SET EXERCISE:
Which lines of the records contain "landing"? Collect every one of them.
═════ TASK MATERIAL
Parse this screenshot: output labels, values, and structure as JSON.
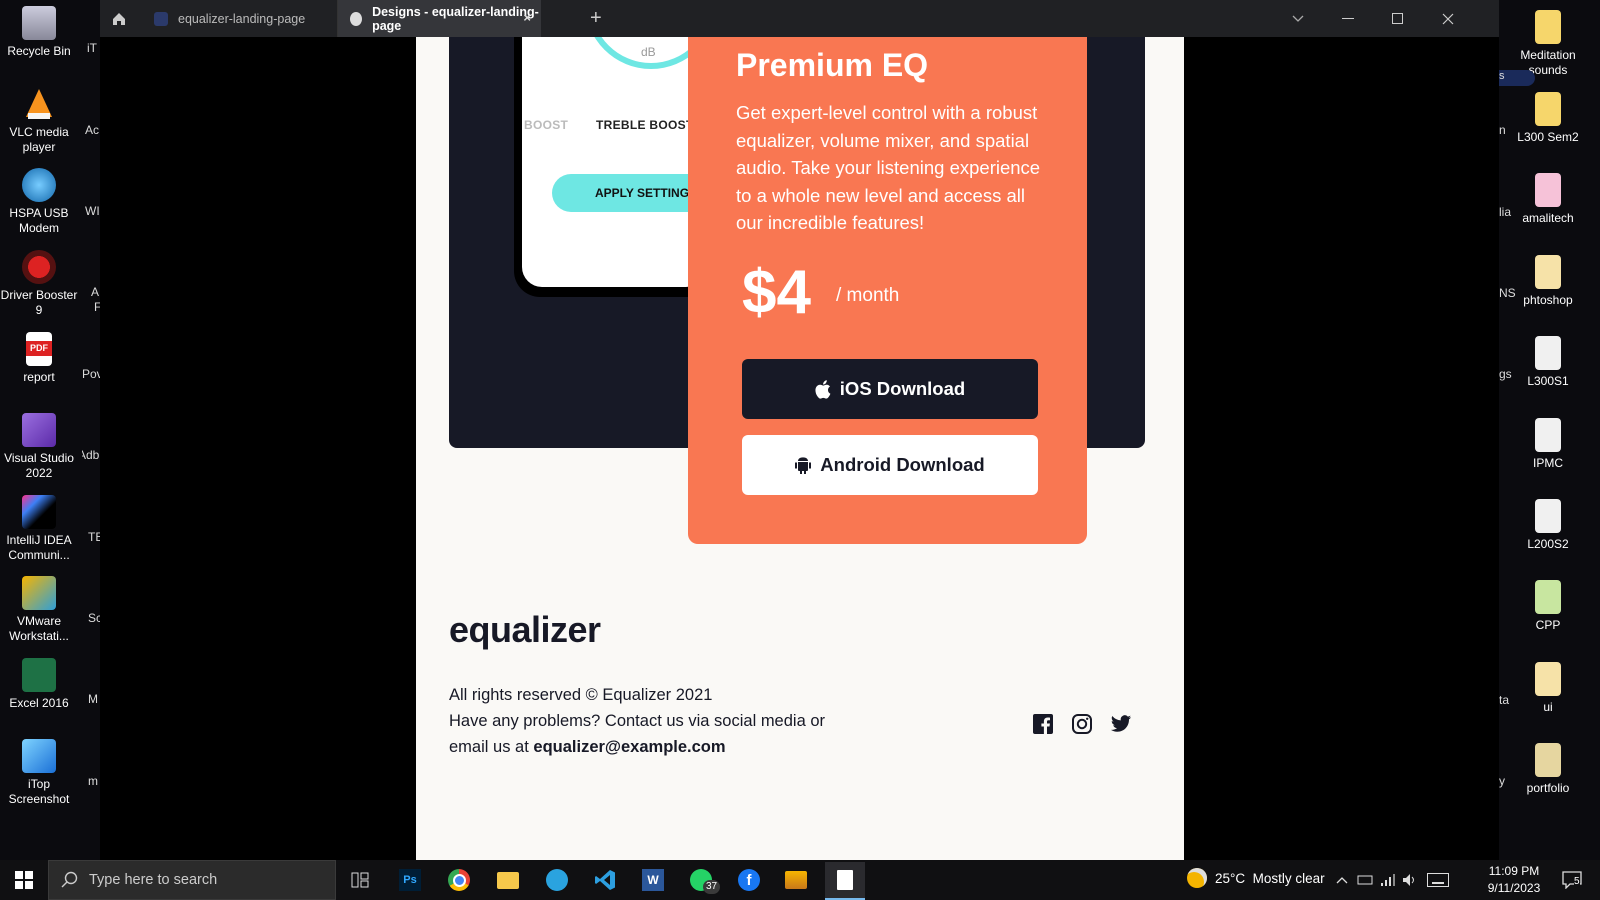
{
  "desktop": {
    "left_icons": [
      {
        "label": "Recycle Bin"
      },
      {
        "label": "VLC media player"
      },
      {
        "label": "HSPA USB Modem"
      },
      {
        "label": "Driver Booster 9"
      },
      {
        "label": "report"
      },
      {
        "label": "Visual Studio 2022"
      },
      {
        "label": "IntelliJ IDEA Communi..."
      },
      {
        "label": "VMware Workstati..."
      },
      {
        "label": "Excel 2016"
      },
      {
        "label": "iTop Screenshot"
      }
    ],
    "left_partial": [
      "iT",
      "Ac",
      "WI",
      "A",
      "F",
      "Pov",
      "Adb",
      "TE",
      "Sc",
      "M",
      "m"
    ],
    "right_icons": [
      {
        "label": "Meditation sounds"
      },
      {
        "label": "L300 Sem2"
      },
      {
        "label": "amalitech"
      },
      {
        "label": "phtoshop"
      },
      {
        "label": "L300S1"
      },
      {
        "label": "IPMC"
      },
      {
        "label": "L200S2"
      },
      {
        "label": "CPP"
      },
      {
        "label": "ui"
      },
      {
        "label": "portfolio"
      }
    ],
    "right_partial": [
      "s",
      "n",
      "lia",
      "NS",
      "gs",
      "ta",
      "y"
    ]
  },
  "browser": {
    "tabs": [
      {
        "label": "equalizer-landing-page",
        "active": false
      },
      {
        "label": "Designs - equalizer-landing-page",
        "active": true
      }
    ],
    "new_tab": "+",
    "close_tab": "×"
  },
  "page": {
    "phone": {
      "unit": "dB",
      "boost_left": "BOOST",
      "boost_right": "TREBLE BOOST",
      "apply": "APPLY SETTINGS"
    },
    "card": {
      "title": "Premium EQ",
      "description": "Get expert-level control with a robust equalizer, volume mixer, and spatial audio. Take your listening experience to a whole new level and access all our incredible features!",
      "price": "$4",
      "period": "/ month",
      "ios_button": "iOS Download",
      "android_button": "Android Download"
    },
    "footer": {
      "logo": "equalizer",
      "line1": "All rights reserved © Equalizer 2021",
      "line2": "Have any problems? Contact us via social media or email us at",
      "email": "equalizer@example.com",
      "social": [
        "facebook-icon",
        "instagram-icon",
        "twitter-icon"
      ]
    }
  },
  "taskbar": {
    "search_placeholder": "Type here to search",
    "whatsapp_badge": "37",
    "weather": "25°C  Mostly clear",
    "time": "11:09 PM",
    "date": "9/11/2023",
    "notifications": "5"
  },
  "colors": {
    "accent": "#f97752",
    "dark": "#171926",
    "cyan": "#6ee7e3"
  }
}
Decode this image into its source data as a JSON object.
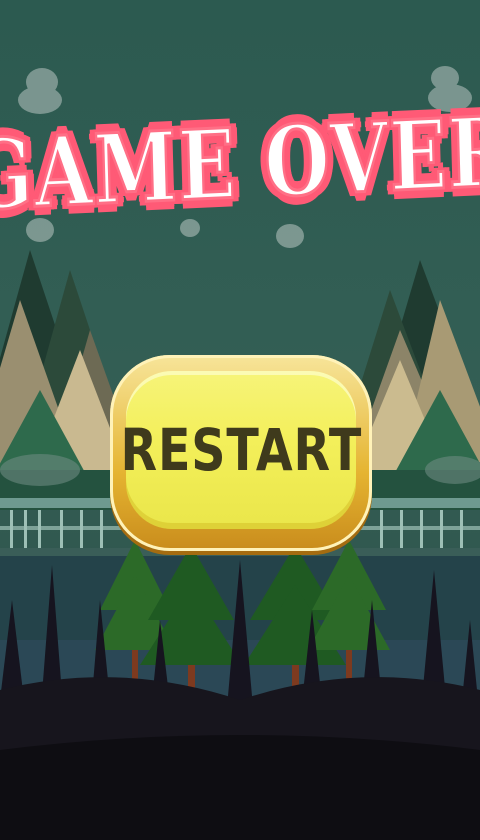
{
  "game": {
    "title": "GAME OVER",
    "restart_label": "RESTART"
  },
  "colors": {
    "sky": "#2f5a50",
    "title_fill": "#ffffff",
    "title_outline": "#ff5a76",
    "button_fill": "#f3ef5a",
    "button_rim": "#e5b431",
    "button_text": "#3f3a1c",
    "ground": "#15131c"
  },
  "icons": [
    "cloud-icon",
    "mountain-icon",
    "pine-tree-icon",
    "fence-icon"
  ]
}
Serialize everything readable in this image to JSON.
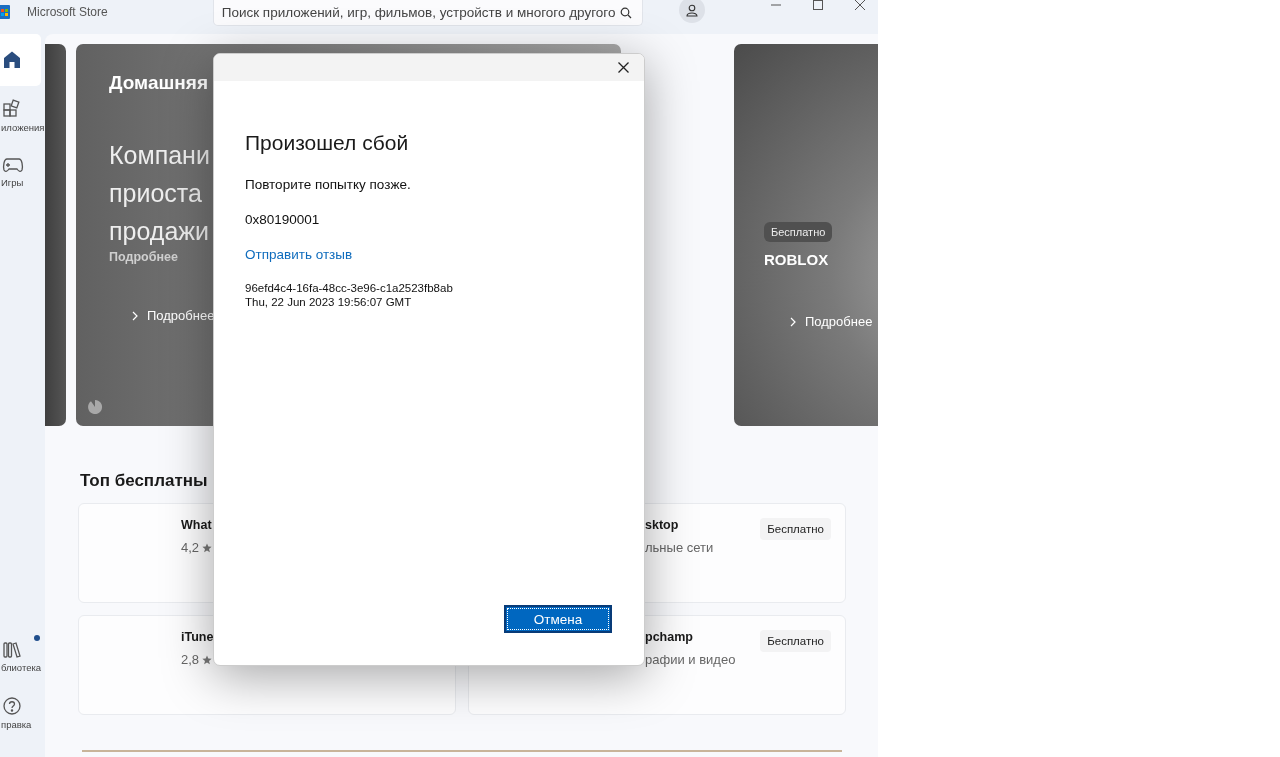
══════════
SOLUTION TO THIS PROBLEM:
        "label": "equalizer-landing-page",
        "label": "Designs - equalizer-landing-page",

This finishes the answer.